- _WHAT TO PRODUCE_
Output every entry exactly, from the first line to the last.

- _DATA_
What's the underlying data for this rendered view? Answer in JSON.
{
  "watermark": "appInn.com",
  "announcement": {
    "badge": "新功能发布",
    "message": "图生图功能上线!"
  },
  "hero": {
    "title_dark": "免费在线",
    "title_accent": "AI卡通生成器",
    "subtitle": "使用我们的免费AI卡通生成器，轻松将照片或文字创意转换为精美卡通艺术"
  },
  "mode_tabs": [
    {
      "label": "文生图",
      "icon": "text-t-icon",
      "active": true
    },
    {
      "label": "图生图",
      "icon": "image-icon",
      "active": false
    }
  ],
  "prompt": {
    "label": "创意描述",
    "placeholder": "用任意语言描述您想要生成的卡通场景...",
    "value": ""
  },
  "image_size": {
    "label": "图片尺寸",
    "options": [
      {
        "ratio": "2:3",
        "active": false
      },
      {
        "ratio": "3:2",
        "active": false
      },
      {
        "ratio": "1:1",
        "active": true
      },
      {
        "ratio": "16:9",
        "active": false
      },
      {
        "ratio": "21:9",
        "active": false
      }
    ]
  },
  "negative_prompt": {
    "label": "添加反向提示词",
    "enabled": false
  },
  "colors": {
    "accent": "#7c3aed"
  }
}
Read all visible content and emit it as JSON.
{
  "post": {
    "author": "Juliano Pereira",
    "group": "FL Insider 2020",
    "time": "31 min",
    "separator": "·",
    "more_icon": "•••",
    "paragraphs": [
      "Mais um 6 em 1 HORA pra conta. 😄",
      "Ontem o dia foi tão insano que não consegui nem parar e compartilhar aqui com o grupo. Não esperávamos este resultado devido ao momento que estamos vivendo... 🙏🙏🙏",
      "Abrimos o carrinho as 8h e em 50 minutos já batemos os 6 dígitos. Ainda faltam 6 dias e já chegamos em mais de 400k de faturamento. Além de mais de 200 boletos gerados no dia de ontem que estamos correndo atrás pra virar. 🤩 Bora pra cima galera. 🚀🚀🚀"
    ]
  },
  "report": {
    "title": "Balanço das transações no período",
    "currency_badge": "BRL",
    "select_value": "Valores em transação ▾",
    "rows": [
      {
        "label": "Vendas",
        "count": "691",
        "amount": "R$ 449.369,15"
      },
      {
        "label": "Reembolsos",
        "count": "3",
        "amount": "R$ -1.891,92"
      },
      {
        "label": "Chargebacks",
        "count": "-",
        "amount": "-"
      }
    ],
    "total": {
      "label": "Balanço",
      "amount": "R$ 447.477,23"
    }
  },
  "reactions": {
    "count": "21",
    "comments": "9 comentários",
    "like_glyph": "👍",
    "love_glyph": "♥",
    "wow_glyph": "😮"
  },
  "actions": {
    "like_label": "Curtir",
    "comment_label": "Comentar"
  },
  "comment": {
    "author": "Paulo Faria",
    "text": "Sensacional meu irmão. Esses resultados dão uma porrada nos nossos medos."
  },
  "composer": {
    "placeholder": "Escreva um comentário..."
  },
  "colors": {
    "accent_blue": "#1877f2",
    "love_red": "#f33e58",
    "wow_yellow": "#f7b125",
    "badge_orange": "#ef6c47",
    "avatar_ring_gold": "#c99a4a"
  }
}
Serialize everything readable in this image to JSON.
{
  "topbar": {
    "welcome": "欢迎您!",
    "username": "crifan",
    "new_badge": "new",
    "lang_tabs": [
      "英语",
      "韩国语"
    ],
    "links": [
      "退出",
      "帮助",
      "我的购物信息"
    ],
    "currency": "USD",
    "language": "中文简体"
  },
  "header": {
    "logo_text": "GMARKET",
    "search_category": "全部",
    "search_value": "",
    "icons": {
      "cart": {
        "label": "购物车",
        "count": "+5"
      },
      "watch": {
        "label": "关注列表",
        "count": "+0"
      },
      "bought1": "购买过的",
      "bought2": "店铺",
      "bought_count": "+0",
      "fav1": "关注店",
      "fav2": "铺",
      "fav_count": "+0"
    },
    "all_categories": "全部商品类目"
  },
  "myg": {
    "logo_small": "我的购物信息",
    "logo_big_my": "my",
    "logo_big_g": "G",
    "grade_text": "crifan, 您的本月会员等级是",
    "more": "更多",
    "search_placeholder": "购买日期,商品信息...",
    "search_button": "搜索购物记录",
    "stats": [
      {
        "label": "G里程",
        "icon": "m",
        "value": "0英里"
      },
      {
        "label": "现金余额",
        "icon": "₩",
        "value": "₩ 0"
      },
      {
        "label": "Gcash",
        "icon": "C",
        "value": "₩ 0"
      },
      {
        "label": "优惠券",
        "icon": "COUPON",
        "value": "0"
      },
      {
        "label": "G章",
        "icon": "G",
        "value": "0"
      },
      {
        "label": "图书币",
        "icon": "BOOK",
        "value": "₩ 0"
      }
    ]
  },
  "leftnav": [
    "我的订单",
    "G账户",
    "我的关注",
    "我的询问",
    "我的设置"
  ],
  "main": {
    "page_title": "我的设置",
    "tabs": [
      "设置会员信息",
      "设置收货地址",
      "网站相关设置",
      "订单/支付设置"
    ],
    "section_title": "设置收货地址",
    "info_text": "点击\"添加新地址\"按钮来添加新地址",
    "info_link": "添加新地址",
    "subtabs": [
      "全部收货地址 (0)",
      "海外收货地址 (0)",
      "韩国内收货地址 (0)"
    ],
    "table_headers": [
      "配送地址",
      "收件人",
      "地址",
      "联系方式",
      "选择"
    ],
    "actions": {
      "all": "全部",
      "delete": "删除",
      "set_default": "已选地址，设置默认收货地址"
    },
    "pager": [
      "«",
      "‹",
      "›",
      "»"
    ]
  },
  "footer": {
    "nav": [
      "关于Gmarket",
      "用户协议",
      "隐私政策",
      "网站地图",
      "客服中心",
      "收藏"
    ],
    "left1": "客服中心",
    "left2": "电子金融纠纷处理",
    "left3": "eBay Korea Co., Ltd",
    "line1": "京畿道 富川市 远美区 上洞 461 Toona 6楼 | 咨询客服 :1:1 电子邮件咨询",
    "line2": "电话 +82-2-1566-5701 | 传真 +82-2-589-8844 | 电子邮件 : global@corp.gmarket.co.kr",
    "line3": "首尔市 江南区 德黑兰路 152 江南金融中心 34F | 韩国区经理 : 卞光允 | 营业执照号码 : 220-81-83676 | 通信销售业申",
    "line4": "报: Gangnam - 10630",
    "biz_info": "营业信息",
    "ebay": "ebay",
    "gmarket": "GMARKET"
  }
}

- _SOLUTION TO THIS PROBLEM_
What's the underlying data for this rendered view? Answer in JSON.
{
  "watermark": "appInn.com",
  "announcement": {
    "badge": "新功能发布",
    "message": "图生图功能上线!"
  },
  "hero": {
    "title_dark": "免费在线",
    "title_accent": "AI卡通生成器",
    "subtitle": "使用我们的免费AI卡通生成器，轻松将照片或文字创意转换为精美卡通艺术"
  },
  "mode_tabs": [
    {
      "label": "文生图",
      "icon": "text-t-icon",
      "active": true
    },
    {
      "label": "图生图",
      "icon": "image-icon",
      "active": false
    }
  ],
  "prompt": {
    "label": "创意描述",
    "placeholder": "用任意语言描述您想要生成的卡通场景...",
    "value": ""
  },
  "image_size": {
    "label": "图片尺寸",
    "options": [
      {
        "ratio": "2:3",
        "active": false
      },
      {
        "ratio": "3:2",
        "active": false
      },
      {
        "ratio": "1:1",
        "active": true
      },
      {
        "ratio": "16:9",
        "active": false
      },
      {
        "ratio": "21:9",
        "active": false
      }
    ]
  },
  "negative_prompt": {
    "label": "添加反向提示词",
    "enabled": false
  },
  "colors": {
    "accent": "#7c3aed"
  }
}
Read all visible content and emit it as JSON.
{
  "post": {
    "author": "Juliano Pereira",
    "group": "FL Insider 2020",
    "time": "31 min",
    "separator": "·",
    "more_icon": "•••",
    "paragraphs": [
      "Mais um 6 em 1 HORA pra conta. 😄",
      "Ontem o dia foi tão insano que não consegui nem parar e compartilhar aqui com o grupo. Não esperávamos este resultado devido ao momento que estamos vivendo... 🙏🙏🙏",
      "Abrimos o carrinho as 8h e em 50 minutos já batemos os 6 dígitos. Ainda faltam 6 dias e já chegamos em mais de 400k de faturamento. Além de mais de 200 boletos gerados no dia de ontem que estamos correndo atrás pra virar. 🤩 Bora pra cima galera. 🚀🚀🚀"
    ]
  },
  "report": {
    "title": "Balanço das transações no período",
    "currency_badge": "BRL",
    "select_value": "Valores em transação ▾",
    "rows": [
      {
        "label": "Vendas",
        "count": "691",
        "amount": "R$ 449.369,15"
      },
      {
        "label": "Reembolsos",
        "count": "3",
        "amount": "R$ -1.891,92"
      },
      {
        "label": "Chargebacks",
        "count": "-",
        "amount": "-"
      }
    ],
    "total": {
      "label": "Balanço",
      "amount": "R$ 447.477,23"
    }
  },
  "reactions": {
    "count": "21",
    "comments": "9 comentários",
    "like_glyph": "👍",
    "love_glyph": "♥",
    "wow_glyph": "😮"
  },
  "actions": {
    "like_label": "Curtir",
    "comment_label": "Comentar"
  },
  "comment": {
    "author": "Paulo Faria",
    "text": "Sensacional meu irmão. Esses resultados dão uma porrada nos nossos medos."
  },
  "composer": {
    "placeholder": "Escreva um comentário..."
  },
  "colors": {
    "accent_blue": "#1877f2",
    "love_red": "#f33e58",
    "wow_yellow": "#f7b125",
    "badge_orange": "#ef6c47",
    "avatar_ring_gold": "#c99a4a"
  }
}
Serialize everything readable in this image to JSON.
{
  "topbar": {
    "welcome": "欢迎您!",
    "username": "crifan",
    "new_badge": "new",
    "lang_tabs": [
      "英语",
      "韩国语"
    ],
    "links": [
      "退出",
      "帮助",
      "我的购物信息"
    ],
    "currency": "USD",
    "language": "中文简体"
  },
  "header": {
    "logo_text": "GMARKET",
    "search_category": "全部",
    "search_value": "",
    "icons": {
      "cart": {
        "label": "购物车",
        "count": "+5"
      },
      "watch": {
        "label": "关注列表",
        "count": "+0"
      },
      "bought1": "购买过的",
      "bought2": "店铺",
      "bought_count": "+0",
      "fav1": "关注店",
      "fav2": "铺",
      "fav_count": "+0"
    },
    "all_categories": "全部商品类目"
  },
  "myg": {
    "logo_small": "我的购物信息",
    "logo_big_my": "my",
    "logo_big_g": "G",
    "grade_text": "crifan, 您的本月会员等级是",
    "more": "更多",
    "search_placeholder": "购买日期,商品信息...",
    "search_button": "搜索购物记录",
    "stats": [
      {
        "label": "G里程",
        "icon": "m",
        "value": "0英里"
      },
      {
        "label": "现金余额",
        "icon": "₩",
        "value": "₩ 0"
      },
      {
        "label": "Gcash",
        "icon": "C",
        "value": "₩ 0"
      },
      {
        "label": "优惠券",
        "icon": "COUPON",
        "value": "0"
      },
      {
        "label": "G章",
        "icon": "G",
        "value": "0"
      },
      {
        "label": "图书币",
        "icon": "BOOK",
        "value": "₩ 0"
      }
    ]
  },
  "leftnav": [
    "我的订单",
    "G账户",
    "我的关注",
    "我的询问",
    "我的设置"
  ],
  "main": {
    "page_title": "我的设置",
    "tabs": [
      "设置会员信息",
      "设置收货地址",
      "网站相关设置",
      "订单/支付设置"
    ],
    "section_title": "设置收货地址",
    "info_text": "点击\"添加新地址\"按钮来添加新地址",
    "info_link": "添加新地址",
    "subtabs": [
      "全部收货地址 (0)",
      "海外收货地址 (0)",
      "韩国内收货地址 (0)"
    ],
    "table_headers": [
      "配送地址",
      "收件人",
      "地址",
      "联系方式",
      "选择"
    ],
    "actions": {
      "all": "全部",
      "delete": "删除",
      "set_default": "已选地址，设置默认收货地址"
    },
    "pager": [
      "«",
      "‹",
      "›",
      "»"
    ]
  },
  "footer": {
    "nav": [
      "关于Gmarket",
      "用户协议",
      "隐私政策",
      "网站地图",
      "客服中心",
      "收藏"
    ],
    "left1": "客服中心",
    "left2": "电子金融纠纷处理",
    "left3": "eBay Korea Co., Ltd",
    "line1": "京畿道 富川市 远美区 上洞 461 Toona 6楼 | 咨询客服 :1:1 电子邮件咨询",
    "line2": "电话 +82-2-1566-5701 | 传真 +82-2-589-8844 | 电子邮件 : global@corp.gmarket.co.kr",
    "line3": "首尔市 江南区 德黑兰路 152 江南金融中心 34F | 韩国区经理 : 卞光允 | 营业执照号码 : 220-81-83676 | 通信销售业申",
    "line4": "报: Gangnam - 10630",
    "biz_info": "营业信息",
    "ebay": "ebay",
    "gmarket": "GMARKET"
  }
}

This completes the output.